Description of the task: Return the full listing exactly as it is written.

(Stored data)

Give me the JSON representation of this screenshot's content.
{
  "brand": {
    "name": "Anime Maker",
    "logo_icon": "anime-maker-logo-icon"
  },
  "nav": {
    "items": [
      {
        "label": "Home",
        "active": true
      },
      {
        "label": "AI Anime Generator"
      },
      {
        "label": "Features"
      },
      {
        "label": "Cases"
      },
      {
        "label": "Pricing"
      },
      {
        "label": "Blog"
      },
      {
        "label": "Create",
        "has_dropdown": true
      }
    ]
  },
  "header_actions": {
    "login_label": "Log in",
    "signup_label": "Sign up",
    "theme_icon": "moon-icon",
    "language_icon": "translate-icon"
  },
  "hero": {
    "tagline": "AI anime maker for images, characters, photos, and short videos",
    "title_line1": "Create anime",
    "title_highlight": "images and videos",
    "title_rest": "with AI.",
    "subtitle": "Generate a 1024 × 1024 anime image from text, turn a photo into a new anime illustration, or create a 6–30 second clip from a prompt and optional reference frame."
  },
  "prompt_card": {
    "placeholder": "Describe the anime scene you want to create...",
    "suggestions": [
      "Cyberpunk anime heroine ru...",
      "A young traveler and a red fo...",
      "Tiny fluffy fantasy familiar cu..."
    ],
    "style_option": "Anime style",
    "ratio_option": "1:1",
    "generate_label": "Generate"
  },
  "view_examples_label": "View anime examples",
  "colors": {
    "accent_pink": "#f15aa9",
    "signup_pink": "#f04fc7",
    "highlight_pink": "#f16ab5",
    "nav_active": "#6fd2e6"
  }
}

Result:
Give me the JSON representation of this screenshot's content.
{
  "brand": {
    "name": "Anime Maker",
    "logo_icon": "anime-maker-logo-icon"
  },
  "nav": {
    "items": [
      {
        "label": "Home",
        "active": true
      },
      {
        "label": "AI Anime Generator"
      },
      {
        "label": "Features"
      },
      {
        "label": "Cases"
      },
      {
        "label": "Pricing"
      },
      {
        "label": "Blog"
      },
      {
        "label": "Create",
        "has_dropdown": true
      }
    ]
  },
  "header_actions": {
    "login_label": "Log in",
    "signup_label": "Sign up",
    "theme_icon": "moon-icon",
    "language_icon": "translate-icon"
  },
  "hero": {
    "tagline": "AI anime maker for images, characters, photos, and short videos",
    "title_line1": "Create anime",
    "title_highlight": "images and videos",
    "title_rest": "with AI.",
    "subtitle": "Generate a 1024 × 1024 anime image from text, turn a photo into a new anime illustration, or create a 6–30 second clip from a prompt and optional reference frame."
  },
  "prompt_card": {
    "placeholder": "Describe the anime scene you want to create...",
    "suggestions": [
      "Cyberpunk anime heroine ru...",
      "A young traveler and a red fo...",
      "Tiny fluffy fantasy familiar cu..."
    ],
    "style_option": "Anime style",
    "ratio_option": "1:1",
    "generate_label": "Generate"
  },
  "view_examples_label": "View anime examples",
  "colors": {
    "accent_pink": "#f15aa9",
    "signup_pink": "#f04fc7",
    "highlight_pink": "#f16ab5",
    "nav_active": "#6fd2e6"
  }
}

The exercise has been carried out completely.